## GIVEN EXERCISE
The entries need to be copied exactly.

(Items from a dataset)
■ ■ ■
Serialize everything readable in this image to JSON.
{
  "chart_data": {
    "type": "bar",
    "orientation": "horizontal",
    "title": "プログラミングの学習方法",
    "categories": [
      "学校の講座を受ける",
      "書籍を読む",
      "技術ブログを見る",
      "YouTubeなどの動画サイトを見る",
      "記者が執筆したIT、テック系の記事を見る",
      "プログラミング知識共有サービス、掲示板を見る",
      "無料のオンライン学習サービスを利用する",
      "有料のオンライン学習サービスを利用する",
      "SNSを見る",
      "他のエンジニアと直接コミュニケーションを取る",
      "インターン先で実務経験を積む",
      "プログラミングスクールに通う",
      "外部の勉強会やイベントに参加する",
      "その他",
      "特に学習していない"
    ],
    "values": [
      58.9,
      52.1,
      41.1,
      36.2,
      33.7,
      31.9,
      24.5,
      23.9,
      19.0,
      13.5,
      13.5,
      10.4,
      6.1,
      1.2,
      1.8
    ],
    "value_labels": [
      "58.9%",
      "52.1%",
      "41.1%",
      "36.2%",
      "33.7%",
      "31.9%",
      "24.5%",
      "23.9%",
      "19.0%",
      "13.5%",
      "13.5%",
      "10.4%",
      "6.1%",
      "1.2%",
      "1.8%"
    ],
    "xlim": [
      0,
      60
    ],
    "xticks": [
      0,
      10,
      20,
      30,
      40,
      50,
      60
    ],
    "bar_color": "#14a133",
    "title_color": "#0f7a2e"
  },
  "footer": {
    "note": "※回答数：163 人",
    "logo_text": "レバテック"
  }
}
■ ■ ■
## RESPONSE
Serialize everything readable in this image to JSON.
{
  "chart_data": {
    "type": "bar",
    "orientation": "horizontal",
    "title": "プログラミングの学習方法",
    "categories": [
      "学校の講座を受ける",
      "書籍を読む",
      "技術ブログを見る",
      "YouTubeなどの動画サイトを見る",
      "記者が執筆したIT、テック系の記事を見る",
      "プログラミング知識共有サービス、掲示板を見る",
      "無料のオンライン学習サービスを利用する",
      "有料のオンライン学習サービスを利用する",
      "SNSを見る",
      "他のエンジニアと直接コミュニケーションを取る",
      "インターン先で実務経験を積む",
      "プログラミングスクールに通う",
      "外部の勉強会やイベントに参加する",
      "その他",
      "特に学習していない"
    ],
    "values": [
      58.9,
      52.1,
      41.1,
      36.2,
      33.7,
      31.9,
      24.5,
      23.9,
      19.0,
      13.5,
      13.5,
      10.4,
      6.1,
      1.2,
      1.8
    ],
    "value_labels": [
      "58.9%",
      "52.1%",
      "41.1%",
      "36.2%",
      "33.7%",
      "31.9%",
      "24.5%",
      "23.9%",
      "19.0%",
      "13.5%",
      "13.5%",
      "10.4%",
      "6.1%",
      "1.2%",
      "1.8%"
    ],
    "xlim": [
      0,
      60
    ],
    "xticks": [
      0,
      10,
      20,
      30,
      40,
      50,
      60
    ],
    "bar_color": "#14a133",
    "title_color": "#0f7a2e"
  },
  "footer": {
    "note": "※回答数：163 人",
    "logo_text": "レバテック"
  }
}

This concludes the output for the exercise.